**** Recorded data ****

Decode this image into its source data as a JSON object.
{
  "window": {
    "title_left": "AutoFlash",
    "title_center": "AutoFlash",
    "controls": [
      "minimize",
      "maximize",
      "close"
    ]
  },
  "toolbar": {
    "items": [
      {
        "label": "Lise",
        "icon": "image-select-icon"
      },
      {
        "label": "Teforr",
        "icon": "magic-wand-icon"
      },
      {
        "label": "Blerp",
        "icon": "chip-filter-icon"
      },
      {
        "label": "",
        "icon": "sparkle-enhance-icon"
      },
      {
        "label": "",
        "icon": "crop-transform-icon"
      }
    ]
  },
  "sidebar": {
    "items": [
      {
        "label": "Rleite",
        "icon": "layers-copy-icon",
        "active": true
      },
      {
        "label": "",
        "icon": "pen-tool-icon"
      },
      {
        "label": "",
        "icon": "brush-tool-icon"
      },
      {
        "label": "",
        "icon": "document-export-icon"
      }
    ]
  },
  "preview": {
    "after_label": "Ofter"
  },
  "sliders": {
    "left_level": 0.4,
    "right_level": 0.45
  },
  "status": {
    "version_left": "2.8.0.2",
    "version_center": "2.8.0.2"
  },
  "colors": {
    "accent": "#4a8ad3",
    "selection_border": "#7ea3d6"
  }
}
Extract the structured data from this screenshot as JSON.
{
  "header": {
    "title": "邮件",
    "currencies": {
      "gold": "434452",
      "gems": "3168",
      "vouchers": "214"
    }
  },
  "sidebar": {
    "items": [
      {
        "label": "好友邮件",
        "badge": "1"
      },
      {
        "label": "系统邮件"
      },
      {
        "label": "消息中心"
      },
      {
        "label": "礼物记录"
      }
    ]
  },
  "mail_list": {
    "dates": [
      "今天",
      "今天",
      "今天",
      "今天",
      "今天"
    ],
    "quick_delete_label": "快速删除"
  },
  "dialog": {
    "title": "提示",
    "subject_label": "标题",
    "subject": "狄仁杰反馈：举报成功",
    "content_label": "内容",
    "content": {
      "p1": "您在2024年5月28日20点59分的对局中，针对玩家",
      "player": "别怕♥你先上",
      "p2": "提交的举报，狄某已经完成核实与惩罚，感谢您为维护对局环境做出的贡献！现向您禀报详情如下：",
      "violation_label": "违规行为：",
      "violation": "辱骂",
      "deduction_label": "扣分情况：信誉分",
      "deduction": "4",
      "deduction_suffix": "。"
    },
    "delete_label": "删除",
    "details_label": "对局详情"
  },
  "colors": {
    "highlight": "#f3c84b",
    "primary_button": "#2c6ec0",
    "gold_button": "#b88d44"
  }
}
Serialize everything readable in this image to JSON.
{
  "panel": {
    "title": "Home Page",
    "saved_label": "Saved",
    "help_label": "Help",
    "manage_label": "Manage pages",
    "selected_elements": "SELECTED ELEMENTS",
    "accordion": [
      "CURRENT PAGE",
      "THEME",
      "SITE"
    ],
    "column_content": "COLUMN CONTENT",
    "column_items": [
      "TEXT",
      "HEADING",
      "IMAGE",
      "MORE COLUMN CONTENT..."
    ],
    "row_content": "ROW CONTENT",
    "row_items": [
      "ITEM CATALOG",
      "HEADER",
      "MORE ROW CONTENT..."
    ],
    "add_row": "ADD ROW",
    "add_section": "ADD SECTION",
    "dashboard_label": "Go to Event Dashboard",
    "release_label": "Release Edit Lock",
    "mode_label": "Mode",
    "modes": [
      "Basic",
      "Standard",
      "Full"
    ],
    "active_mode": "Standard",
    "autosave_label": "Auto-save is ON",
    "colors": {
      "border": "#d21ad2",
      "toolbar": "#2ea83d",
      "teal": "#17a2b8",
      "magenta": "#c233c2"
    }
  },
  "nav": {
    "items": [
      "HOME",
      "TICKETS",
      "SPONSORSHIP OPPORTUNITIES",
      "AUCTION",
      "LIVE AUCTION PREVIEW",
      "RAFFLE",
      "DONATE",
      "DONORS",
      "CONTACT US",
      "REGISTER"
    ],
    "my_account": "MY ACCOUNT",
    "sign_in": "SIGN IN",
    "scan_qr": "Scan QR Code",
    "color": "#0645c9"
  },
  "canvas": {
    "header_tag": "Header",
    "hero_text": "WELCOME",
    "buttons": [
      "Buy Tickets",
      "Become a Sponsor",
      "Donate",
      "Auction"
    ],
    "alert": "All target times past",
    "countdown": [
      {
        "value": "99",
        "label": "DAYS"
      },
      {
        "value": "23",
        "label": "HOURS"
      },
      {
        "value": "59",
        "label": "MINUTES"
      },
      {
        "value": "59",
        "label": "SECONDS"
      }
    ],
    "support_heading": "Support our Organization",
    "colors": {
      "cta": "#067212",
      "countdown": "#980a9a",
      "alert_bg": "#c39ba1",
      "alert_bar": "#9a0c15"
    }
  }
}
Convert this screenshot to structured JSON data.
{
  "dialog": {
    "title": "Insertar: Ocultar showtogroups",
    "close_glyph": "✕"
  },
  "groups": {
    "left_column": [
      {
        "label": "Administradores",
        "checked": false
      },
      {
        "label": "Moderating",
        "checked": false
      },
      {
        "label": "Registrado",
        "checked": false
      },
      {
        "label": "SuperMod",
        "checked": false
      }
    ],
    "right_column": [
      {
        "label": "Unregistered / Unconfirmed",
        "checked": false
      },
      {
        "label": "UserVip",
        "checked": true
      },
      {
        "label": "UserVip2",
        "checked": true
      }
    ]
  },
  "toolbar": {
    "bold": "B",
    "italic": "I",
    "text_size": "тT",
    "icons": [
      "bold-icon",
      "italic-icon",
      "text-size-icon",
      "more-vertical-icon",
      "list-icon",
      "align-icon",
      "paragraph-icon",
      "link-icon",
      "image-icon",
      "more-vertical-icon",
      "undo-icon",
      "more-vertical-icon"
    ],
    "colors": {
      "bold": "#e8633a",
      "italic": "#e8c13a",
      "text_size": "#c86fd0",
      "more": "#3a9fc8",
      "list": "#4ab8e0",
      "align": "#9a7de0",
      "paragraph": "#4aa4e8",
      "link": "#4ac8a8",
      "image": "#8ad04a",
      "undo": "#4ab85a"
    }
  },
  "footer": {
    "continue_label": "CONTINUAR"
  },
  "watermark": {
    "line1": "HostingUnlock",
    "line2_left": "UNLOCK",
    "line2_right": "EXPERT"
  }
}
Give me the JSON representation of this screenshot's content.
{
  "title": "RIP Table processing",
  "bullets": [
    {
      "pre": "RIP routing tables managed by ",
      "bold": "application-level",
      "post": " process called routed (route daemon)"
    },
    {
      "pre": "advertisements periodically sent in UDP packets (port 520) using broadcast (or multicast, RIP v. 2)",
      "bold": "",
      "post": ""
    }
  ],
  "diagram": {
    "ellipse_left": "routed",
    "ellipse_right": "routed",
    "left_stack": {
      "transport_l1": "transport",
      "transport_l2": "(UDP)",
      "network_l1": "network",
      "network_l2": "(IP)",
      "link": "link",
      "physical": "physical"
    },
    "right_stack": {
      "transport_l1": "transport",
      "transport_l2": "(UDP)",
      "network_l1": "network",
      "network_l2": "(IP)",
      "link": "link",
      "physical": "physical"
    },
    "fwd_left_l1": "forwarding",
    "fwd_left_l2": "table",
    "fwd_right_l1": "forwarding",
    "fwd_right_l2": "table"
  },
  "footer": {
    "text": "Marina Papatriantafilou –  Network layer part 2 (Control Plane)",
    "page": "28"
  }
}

****

§ Exercise
From the entries above, copy every line that holds the word "screenshot".

§ Written solution
Extract the structured data from this screenshot as JSON.
Convert this screenshot to structured JSON data.
Give me the JSON representation of this screenshot's content.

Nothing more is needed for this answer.